Problem to work on: Retype every entry word for word.

Dataset content:
-=-=-=-=-
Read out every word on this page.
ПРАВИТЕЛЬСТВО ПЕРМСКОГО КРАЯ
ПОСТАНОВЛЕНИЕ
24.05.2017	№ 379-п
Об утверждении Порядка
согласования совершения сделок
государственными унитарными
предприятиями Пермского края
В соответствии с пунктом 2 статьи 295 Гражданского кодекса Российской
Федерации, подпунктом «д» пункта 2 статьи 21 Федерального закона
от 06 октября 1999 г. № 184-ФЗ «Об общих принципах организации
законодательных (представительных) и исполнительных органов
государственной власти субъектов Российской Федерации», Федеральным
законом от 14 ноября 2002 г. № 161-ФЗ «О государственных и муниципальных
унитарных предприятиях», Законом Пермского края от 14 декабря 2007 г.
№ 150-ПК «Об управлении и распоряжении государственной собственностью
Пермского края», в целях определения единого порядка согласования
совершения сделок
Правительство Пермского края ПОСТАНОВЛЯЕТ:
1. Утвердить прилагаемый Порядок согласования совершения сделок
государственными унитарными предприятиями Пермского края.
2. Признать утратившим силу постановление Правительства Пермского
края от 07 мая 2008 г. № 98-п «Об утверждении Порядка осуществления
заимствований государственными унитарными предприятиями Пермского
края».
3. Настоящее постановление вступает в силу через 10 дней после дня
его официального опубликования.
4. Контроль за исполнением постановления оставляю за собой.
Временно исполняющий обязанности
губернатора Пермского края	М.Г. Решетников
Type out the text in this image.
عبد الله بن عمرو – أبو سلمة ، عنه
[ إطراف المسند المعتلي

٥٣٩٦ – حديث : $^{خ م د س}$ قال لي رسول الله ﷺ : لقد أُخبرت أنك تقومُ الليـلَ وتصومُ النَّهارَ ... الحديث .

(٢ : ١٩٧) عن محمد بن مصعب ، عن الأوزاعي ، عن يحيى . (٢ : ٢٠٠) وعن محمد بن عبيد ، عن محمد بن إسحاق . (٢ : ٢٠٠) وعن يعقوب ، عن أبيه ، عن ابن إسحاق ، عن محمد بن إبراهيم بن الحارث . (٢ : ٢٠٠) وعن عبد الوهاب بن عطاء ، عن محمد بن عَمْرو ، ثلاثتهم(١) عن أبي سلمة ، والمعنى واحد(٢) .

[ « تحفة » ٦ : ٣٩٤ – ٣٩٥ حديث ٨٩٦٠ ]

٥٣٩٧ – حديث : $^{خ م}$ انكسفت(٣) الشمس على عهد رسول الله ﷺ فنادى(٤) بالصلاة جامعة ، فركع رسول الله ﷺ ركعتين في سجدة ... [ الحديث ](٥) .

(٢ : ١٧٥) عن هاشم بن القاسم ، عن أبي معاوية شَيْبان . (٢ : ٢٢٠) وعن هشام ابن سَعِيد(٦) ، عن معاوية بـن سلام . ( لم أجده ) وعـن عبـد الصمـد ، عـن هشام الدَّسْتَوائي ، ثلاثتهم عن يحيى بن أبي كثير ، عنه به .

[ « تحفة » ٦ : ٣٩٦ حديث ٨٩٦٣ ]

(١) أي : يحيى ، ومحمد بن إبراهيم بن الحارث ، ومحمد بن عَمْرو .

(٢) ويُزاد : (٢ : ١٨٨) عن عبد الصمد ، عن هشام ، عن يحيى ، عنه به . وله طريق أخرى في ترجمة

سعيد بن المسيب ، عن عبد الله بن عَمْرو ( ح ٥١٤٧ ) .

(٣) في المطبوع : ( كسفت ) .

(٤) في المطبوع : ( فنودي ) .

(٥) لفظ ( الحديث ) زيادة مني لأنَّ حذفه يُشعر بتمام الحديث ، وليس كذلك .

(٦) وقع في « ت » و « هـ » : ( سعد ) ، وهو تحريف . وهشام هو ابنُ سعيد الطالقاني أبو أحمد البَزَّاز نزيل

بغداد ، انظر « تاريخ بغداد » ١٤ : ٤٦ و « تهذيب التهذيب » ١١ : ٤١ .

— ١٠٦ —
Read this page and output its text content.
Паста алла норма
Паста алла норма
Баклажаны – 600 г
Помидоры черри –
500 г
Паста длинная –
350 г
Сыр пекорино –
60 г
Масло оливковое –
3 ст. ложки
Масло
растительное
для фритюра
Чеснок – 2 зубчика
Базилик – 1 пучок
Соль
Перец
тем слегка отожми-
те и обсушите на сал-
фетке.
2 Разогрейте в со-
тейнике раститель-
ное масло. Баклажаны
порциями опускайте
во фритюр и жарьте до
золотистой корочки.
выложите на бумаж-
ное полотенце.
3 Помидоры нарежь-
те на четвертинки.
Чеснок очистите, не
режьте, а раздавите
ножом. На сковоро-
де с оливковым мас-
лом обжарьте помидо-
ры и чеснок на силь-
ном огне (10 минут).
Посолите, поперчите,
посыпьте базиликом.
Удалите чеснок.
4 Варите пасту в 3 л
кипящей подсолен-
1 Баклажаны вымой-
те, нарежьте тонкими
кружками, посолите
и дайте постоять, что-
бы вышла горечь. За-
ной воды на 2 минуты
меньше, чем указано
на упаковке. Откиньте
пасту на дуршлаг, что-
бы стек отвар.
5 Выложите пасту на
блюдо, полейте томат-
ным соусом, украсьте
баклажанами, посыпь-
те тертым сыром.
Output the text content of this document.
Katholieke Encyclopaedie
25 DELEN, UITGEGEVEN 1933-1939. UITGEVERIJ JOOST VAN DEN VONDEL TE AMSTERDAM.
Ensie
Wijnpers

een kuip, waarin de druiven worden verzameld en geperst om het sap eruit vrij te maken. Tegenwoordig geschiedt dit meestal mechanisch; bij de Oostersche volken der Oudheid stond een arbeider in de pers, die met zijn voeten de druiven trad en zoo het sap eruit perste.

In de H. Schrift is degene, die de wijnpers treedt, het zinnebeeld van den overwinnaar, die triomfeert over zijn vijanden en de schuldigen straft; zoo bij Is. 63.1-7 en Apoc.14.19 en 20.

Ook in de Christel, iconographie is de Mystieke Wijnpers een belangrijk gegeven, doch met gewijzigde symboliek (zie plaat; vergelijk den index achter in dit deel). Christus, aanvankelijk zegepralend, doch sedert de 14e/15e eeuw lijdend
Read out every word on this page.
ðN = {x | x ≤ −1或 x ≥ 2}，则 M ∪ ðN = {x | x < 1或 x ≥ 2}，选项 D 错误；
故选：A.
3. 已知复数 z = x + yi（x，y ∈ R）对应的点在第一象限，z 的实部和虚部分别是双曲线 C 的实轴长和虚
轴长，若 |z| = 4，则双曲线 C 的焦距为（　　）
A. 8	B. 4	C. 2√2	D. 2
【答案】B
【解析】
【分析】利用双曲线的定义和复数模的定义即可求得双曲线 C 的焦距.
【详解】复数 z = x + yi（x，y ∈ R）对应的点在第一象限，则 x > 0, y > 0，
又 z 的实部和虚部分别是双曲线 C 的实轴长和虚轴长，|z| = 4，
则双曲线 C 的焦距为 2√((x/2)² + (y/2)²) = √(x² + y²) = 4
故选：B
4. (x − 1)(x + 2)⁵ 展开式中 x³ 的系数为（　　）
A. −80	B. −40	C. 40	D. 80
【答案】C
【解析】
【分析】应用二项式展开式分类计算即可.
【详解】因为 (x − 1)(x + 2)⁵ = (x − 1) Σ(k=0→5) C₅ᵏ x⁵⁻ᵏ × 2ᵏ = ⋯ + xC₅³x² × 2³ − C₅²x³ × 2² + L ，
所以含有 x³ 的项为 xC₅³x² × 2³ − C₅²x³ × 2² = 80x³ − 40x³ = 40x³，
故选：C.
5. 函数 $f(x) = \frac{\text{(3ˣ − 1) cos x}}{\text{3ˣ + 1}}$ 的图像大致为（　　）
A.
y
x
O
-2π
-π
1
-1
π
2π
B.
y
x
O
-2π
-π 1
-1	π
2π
-=-=-=-=-
Task response:
Read out every word on this page.
ПРАВИТЕЛЬСТВО ПЕРМСКОГО КРАЯ
ПОСТАНОВЛЕНИЕ
24.05.2017	№ 379-п
Об утверждении Порядка
согласования совершения сделок
государственными унитарными
предприятиями Пермского края
В соответствии с пунктом 2 статьи 295 Гражданского кодекса Российской
Федерации, подпунктом «д» пункта 2 статьи 21 Федерального закона
от 06 октября 1999 г. № 184-ФЗ «Об общих принципах организации
законодательных (представительных) и исполнительных органов
государственной власти субъектов Российской Федерации», Федеральным
законом от 14 ноября 2002 г. № 161-ФЗ «О государственных и муниципальных
унитарных предприятиях», Законом Пермского края от 14 декабря 2007 г.
№ 150-ПК «Об управлении и распоряжении государственной собственностью
Пермского края», в целях определения единого порядка согласования
совершения сделок
Правительство Пермского края ПОСТАНОВЛЯЕТ:
1. Утвердить прилагаемый Порядок согласования совершения сделок
государственными унитарными предприятиями Пермского края.
2. Признать утратившим силу постановление Правительства Пермского
края от 07 мая 2008 г. № 98-п «Об утверждении Порядка осуществления
заимствований государственными унитарными предприятиями Пермского
края».
3. Настоящее постановление вступает в силу через 10 дней после дня
его официального опубликования.
4. Контроль за исполнением постановления оставляю за собой.
Временно исполняющий обязанности
губернатора Пермского края	М.Г. Решетников
Type out the text in this image.
عبد الله بن عمرو – أبو سلمة ، عنه
[ إطراف المسند المعتلي

٥٣٩٦ – حديث : $^{خ م د س}$ قال لي رسول الله ﷺ : لقد أُخبرت أنك تقومُ الليـلَ وتصومُ النَّهارَ ... الحديث .

(٢ : ١٩٧) عن محمد بن مصعب ، عن الأوزاعي ، عن يحيى . (٢ : ٢٠٠) وعن محمد بن عبيد ، عن محمد بن إسحاق . (٢ : ٢٠٠) وعن يعقوب ، عن أبيه ، عن ابن إسحاق ، عن محمد بن إبراهيم بن الحارث . (٢ : ٢٠٠) وعن عبد الوهاب بن عطاء ، عن محمد بن عَمْرو ، ثلاثتهم(١) عن أبي سلمة ، والمعنى واحد(٢) .

[ « تحفة » ٦ : ٣٩٤ – ٣٩٥ حديث ٨٩٦٠ ]

٥٣٩٧ – حديث : $^{خ م}$ انكسفت(٣) الشمس على عهد رسول الله ﷺ فنادى(٤) بالصلاة جامعة ، فركع رسول الله ﷺ ركعتين في سجدة ... [ الحديث ](٥) .

(٢ : ١٧٥) عن هاشم بن القاسم ، عن أبي معاوية شَيْبان . (٢ : ٢٢٠) وعن هشام ابن سَعِيد(٦) ، عن معاوية بـن سلام . ( لم أجده ) وعـن عبـد الصمـد ، عـن هشام الدَّسْتَوائي ، ثلاثتهم عن يحيى بن أبي كثير ، عنه به .

[ « تحفة » ٦ : ٣٩٦ حديث ٨٩٦٣ ]

(١) أي : يحيى ، ومحمد بن إبراهيم بن الحارث ، ومحمد بن عَمْرو .

(٢) ويُزاد : (٢ : ١٨٨) عن عبد الصمد ، عن هشام ، عن يحيى ، عنه به . وله طريق أخرى في ترجمة

سعيد بن المسيب ، عن عبد الله بن عَمْرو ( ح ٥١٤٧ ) .

(٣) في المطبوع : ( كسفت ) .

(٤) في المطبوع : ( فنودي ) .

(٥) لفظ ( الحديث ) زيادة مني لأنَّ حذفه يُشعر بتمام الحديث ، وليس كذلك .

(٦) وقع في « ت » و « هـ » : ( سعد ) ، وهو تحريف . وهشام هو ابنُ سعيد الطالقاني أبو أحمد البَزَّاز نزيل

بغداد ، انظر « تاريخ بغداد » ١٤ : ٤٦ و « تهذيب التهذيب » ١١ : ٤١ .

— ١٠٦ —
Read this page and output its text content.
Паста алла норма
Паста алла норма
Баклажаны – 600 г
Помидоры черри –
500 г
Паста длинная –
350 г
Сыр пекорино –
60 г
Масло оливковое –
3 ст. ложки
Масло
растительное
для фритюра
Чеснок – 2 зубчика
Базилик – 1 пучок
Соль
Перец
тем слегка отожми-
те и обсушите на сал-
фетке.
2 Разогрейте в со-
тейнике раститель-
ное масло. Баклажаны
порциями опускайте
во фритюр и жарьте до
золотистой корочки.
выложите на бумаж-
ное полотенце.
3 Помидоры нарежь-
те на четвертинки.
Чеснок очистите, не
режьте, а раздавите
ножом. На сковоро-
де с оливковым мас-
лом обжарьте помидо-
ры и чеснок на силь-
ном огне (10 минут).
Посолите, поперчите,
посыпьте базиликом.
Удалите чеснок.
4 Варите пасту в 3 л
кипящей подсолен-
1 Баклажаны вымой-
те, нарежьте тонкими
кружками, посолите
и дайте постоять, что-
бы вышла горечь. За-
ной воды на 2 минуты
меньше, чем указано
на упаковке. Откиньте
пасту на дуршлаг, что-
бы стек отвар.
5 Выложите пасту на
блюдо, полейте томат-
ным соусом, украсьте
баклажанами, посыпь-
те тертым сыром.
Output the text content of this document.
Katholieke Encyclopaedie
25 DELEN, UITGEGEVEN 1933-1939. UITGEVERIJ JOOST VAN DEN VONDEL TE AMSTERDAM.
Ensie
Wijnpers

een kuip, waarin de druiven worden verzameld en geperst om het sap eruit vrij te maken. Tegenwoordig geschiedt dit meestal mechanisch; bij de Oostersche volken der Oudheid stond een arbeider in de pers, die met zijn voeten de druiven trad en zoo het sap eruit perste.

In de H. Schrift is degene, die de wijnpers treedt, het zinnebeeld van den overwinnaar, die triomfeert over zijn vijanden en de schuldigen straft; zoo bij Is. 63.1-7 en Apoc.14.19 en 20.

Ook in de Christel, iconographie is de Mystieke Wijnpers een belangrijk gegeven, doch met gewijzigde symboliek (zie plaat; vergelijk den index achter in dit deel). Christus, aanvankelijk zegepralend, doch sedert de 14e/15e eeuw lijdend
Read out every word on this page.
ðN = {x | x ≤ −1或 x ≥ 2}，则 M ∪ ðN = {x | x < 1或 x ≥ 2}，选项 D 错误；
故选：A.
3. 已知复数 z = x + yi（x，y ∈ R）对应的点在第一象限，z 的实部和虚部分别是双曲线 C 的实轴长和虚
轴长，若 |z| = 4，则双曲线 C 的焦距为（　　）
A. 8	B. 4	C. 2√2	D. 2
【答案】B
【解析】
【分析】利用双曲线的定义和复数模的定义即可求得双曲线 C 的焦距.
【详解】复数 z = x + yi（x，y ∈ R）对应的点在第一象限，则 x > 0, y > 0，
又 z 的实部和虚部分别是双曲线 C 的实轴长和虚轴长，|z| = 4，
则双曲线 C 的焦距为 2√((x/2)² + (y/2)²) = √(x² + y²) = 4
故选：B
4. (x − 1)(x + 2)⁵ 展开式中 x³ 的系数为（　　）
A. −80	B. −40	C. 40	D. 80
【答案】C
【解析】
【分析】应用二项式展开式分类计算即可.
【详解】因为 (x − 1)(x + 2)⁵ = (x − 1) Σ(k=0→5) C₅ᵏ x⁵⁻ᵏ × 2ᵏ = ⋯ + xC₅³x² × 2³ − C₅²x³ × 2² + L ，
所以含有 x³ 的项为 xC₅³x² × 2³ − C₅²x³ × 2² = 80x³ − 40x³ = 40x³，
故选：C.
5. 函数 $f(x) = \frac{\text{(3ˣ − 1) cos x}}{\text{3ˣ + 1}}$ 的图像大致为（　　）
A.
y
x
O
-2π
-π
1
-1
π
2π
B.
y
x
O
-2π
-π 1
-1	π
2π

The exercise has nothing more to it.